(What to work on): A faithful transcription of all the data is required.

(Dataset entries):

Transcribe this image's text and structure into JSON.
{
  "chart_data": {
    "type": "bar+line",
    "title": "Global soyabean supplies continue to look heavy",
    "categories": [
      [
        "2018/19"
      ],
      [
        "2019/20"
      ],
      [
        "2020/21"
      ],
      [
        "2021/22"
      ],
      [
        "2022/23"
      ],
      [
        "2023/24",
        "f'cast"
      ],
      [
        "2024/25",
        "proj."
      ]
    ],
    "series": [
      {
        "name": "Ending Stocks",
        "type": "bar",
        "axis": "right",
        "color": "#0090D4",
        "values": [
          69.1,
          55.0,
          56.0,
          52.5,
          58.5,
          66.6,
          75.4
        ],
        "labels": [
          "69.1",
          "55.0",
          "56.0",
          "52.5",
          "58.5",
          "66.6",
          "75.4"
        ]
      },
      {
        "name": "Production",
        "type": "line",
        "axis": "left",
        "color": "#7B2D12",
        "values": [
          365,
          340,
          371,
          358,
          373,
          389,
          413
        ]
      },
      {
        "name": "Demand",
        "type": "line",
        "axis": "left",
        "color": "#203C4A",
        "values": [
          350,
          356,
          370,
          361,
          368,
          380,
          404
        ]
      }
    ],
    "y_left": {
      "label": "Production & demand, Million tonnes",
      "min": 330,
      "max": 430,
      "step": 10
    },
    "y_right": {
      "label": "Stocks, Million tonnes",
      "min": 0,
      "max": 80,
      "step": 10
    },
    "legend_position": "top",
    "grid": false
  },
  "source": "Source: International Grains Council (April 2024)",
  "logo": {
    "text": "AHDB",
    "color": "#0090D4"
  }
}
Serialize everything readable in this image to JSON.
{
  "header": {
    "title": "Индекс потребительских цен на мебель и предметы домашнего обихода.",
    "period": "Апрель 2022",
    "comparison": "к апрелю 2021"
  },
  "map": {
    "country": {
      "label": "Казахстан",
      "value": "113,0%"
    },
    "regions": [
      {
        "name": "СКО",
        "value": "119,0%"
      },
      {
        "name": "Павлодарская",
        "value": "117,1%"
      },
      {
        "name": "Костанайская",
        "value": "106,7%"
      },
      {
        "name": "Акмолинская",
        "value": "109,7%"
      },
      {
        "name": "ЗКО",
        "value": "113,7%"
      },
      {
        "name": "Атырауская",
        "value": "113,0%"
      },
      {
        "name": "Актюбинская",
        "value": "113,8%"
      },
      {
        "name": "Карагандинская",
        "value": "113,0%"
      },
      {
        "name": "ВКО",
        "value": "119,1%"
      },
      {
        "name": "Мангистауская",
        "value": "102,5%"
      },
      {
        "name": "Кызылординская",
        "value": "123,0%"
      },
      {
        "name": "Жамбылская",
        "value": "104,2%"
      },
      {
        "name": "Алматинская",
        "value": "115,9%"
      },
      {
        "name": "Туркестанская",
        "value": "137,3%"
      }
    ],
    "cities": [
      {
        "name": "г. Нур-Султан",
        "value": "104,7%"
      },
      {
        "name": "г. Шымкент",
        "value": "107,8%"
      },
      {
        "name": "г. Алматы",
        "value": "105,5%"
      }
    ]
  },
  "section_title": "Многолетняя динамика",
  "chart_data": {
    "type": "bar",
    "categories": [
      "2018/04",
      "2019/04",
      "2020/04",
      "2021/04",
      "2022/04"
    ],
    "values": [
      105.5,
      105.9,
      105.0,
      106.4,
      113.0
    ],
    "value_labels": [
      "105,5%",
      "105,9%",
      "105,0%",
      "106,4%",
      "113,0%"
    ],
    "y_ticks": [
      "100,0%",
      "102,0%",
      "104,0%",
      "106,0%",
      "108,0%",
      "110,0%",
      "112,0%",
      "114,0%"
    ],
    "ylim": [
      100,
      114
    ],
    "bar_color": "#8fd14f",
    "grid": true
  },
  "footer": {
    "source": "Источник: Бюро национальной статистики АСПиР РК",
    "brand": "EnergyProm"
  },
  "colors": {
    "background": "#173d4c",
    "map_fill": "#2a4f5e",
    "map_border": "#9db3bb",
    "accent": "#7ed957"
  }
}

(Expected output):
Transcribe this image's text and structure into JSON.
{
  "chart_data": {
    "type": "bar+line",
    "title": "Global soyabean supplies continue to look heavy",
    "categories": [
      [
        "2018/19"
      ],
      [
        "2019/20"
      ],
      [
        "2020/21"
      ],
      [
        "2021/22"
      ],
      [
        "2022/23"
      ],
      [
        "2023/24",
        "f'cast"
      ],
      [
        "2024/25",
        "proj."
      ]
    ],
    "series": [
      {
        "name": "Ending Stocks",
        "type": "bar",
        "axis": "right",
        "color": "#0090D4",
        "values": [
          69.1,
          55.0,
          56.0,
          52.5,
          58.5,
          66.6,
          75.4
        ],
        "labels": [
          "69.1",
          "55.0",
          "56.0",
          "52.5",
          "58.5",
          "66.6",
          "75.4"
        ]
      },
      {
        "name": "Production",
        "type": "line",
        "axis": "left",
        "color": "#7B2D12",
        "values": [
          365,
          340,
          371,
          358,
          373,
          389,
          413
        ]
      },
      {
        "name": "Demand",
        "type": "line",
        "axis": "left",
        "color": "#203C4A",
        "values": [
          350,
          356,
          370,
          361,
          368,
          380,
          404
        ]
      }
    ],
    "y_left": {
      "label": "Production & demand, Million tonnes",
      "min": 330,
      "max": 430,
      "step": 10
    },
    "y_right": {
      "label": "Stocks, Million tonnes",
      "min": 0,
      "max": 80,
      "step": 10
    },
    "legend_position": "top",
    "grid": false
  },
  "source": "Source: International Grains Council (April 2024)",
  "logo": {
    "text": "AHDB",
    "color": "#0090D4"
  }
}
Serialize everything readable in this image to JSON.
{
  "header": {
    "title": "Индекс потребительских цен на мебель и предметы домашнего обихода.",
    "period": "Апрель 2022",
    "comparison": "к апрелю 2021"
  },
  "map": {
    "country": {
      "label": "Казахстан",
      "value": "113,0%"
    },
    "regions": [
      {
        "name": "СКО",
        "value": "119,0%"
      },
      {
        "name": "Павлодарская",
        "value": "117,1%"
      },
      {
        "name": "Костанайская",
        "value": "106,7%"
      },
      {
        "name": "Акмолинская",
        "value": "109,7%"
      },
      {
        "name": "ЗКО",
        "value": "113,7%"
      },
      {
        "name": "Атырауская",
        "value": "113,0%"
      },
      {
        "name": "Актюбинская",
        "value": "113,8%"
      },
      {
        "name": "Карагандинская",
        "value": "113,0%"
      },
      {
        "name": "ВКО",
        "value": "119,1%"
      },
      {
        "name": "Мангистауская",
        "value": "102,5%"
      },
      {
        "name": "Кызылординская",
        "value": "123,0%"
      },
      {
        "name": "Жамбылская",
        "value": "104,2%"
      },
      {
        "name": "Алматинская",
        "value": "115,9%"
      },
      {
        "name": "Туркестанская",
        "value": "137,3%"
      }
    ],
    "cities": [
      {
        "name": "г. Нур-Султан",
        "value": "104,7%"
      },
      {
        "name": "г. Шымкент",
        "value": "107,8%"
      },
      {
        "name": "г. Алматы",
        "value": "105,5%"
      }
    ]
  },
  "section_title": "Многолетняя динамика",
  "chart_data": {
    "type": "bar",
    "categories": [
      "2018/04",
      "2019/04",
      "2020/04",
      "2021/04",
      "2022/04"
    ],
    "values": [
      105.5,
      105.9,
      105.0,
      106.4,
      113.0
    ],
    "value_labels": [
      "105,5%",
      "105,9%",
      "105,0%",
      "106,4%",
      "113,0%"
    ],
    "y_ticks": [
      "100,0%",
      "102,0%",
      "104,0%",
      "106,0%",
      "108,0%",
      "110,0%",
      "112,0%",
      "114,0%"
    ],
    "ylim": [
      100,
      114
    ],
    "bar_color": "#8fd14f",
    "grid": true
  },
  "footer": {
    "source": "Источник: Бюро национальной статистики АСПиР РК",
    "brand": "EnergyProm"
  },
  "colors": {
    "background": "#173d4c",
    "map_fill": "#2a4f5e",
    "map_border": "#9db3bb",
    "accent": "#7ed957"
  }
}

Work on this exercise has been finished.